**Set problem**: Will you output the entries below exactly, skipping every image they contain?

**Available records**:
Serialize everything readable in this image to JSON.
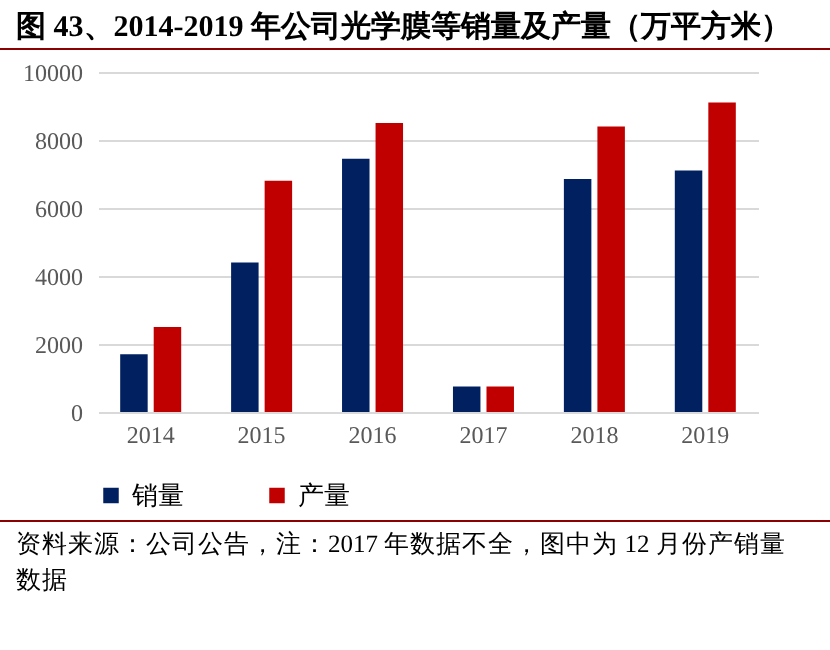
{
  "chart_data": {
    "type": "bar",
    "title": "图 43、2014-2019 年公司光学膜等销量及产量（万平方米）",
    "categories": [
      "2014",
      "2015",
      "2016",
      "2017",
      "2018",
      "2019"
    ],
    "series": [
      {
        "name": "销量",
        "color": "#002060",
        "values": [
          1700,
          4400,
          7450,
          750,
          6850,
          7100
        ]
      },
      {
        "name": "产量",
        "color": "#c00000",
        "values": [
          2500,
          6800,
          8500,
          750,
          8400,
          9100
        ]
      }
    ],
    "ylim": [
      0,
      10000
    ],
    "yticks": [
      0,
      2000,
      4000,
      6000,
      8000,
      10000
    ],
    "grid": "y",
    "legend": "bottom",
    "annotations": [
      "资料来源：公司公告，注：2017 年数据不全，图中为 12 月份产销量数据"
    ]
  }
}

**Complete response**:
Serialize everything readable in this image to JSON.
{
  "chart_data": {
    "type": "bar",
    "title": "图 43、2014-2019 年公司光学膜等销量及产量（万平方米）",
    "categories": [
      "2014",
      "2015",
      "2016",
      "2017",
      "2018",
      "2019"
    ],
    "series": [
      {
        "name": "销量",
        "color": "#002060",
        "values": [
          1700,
          4400,
          7450,
          750,
          6850,
          7100
        ]
      },
      {
        "name": "产量",
        "color": "#c00000",
        "values": [
          2500,
          6800,
          8500,
          750,
          8400,
          9100
        ]
      }
    ],
    "ylim": [
      0,
      10000
    ],
    "yticks": [
      0,
      2000,
      4000,
      6000,
      8000,
      10000
    ],
    "grid": "y",
    "legend": "bottom",
    "annotations": [
      "资料来源：公司公告，注：2017 年数据不全，图中为 12 月份产销量数据"
    ]
  }
}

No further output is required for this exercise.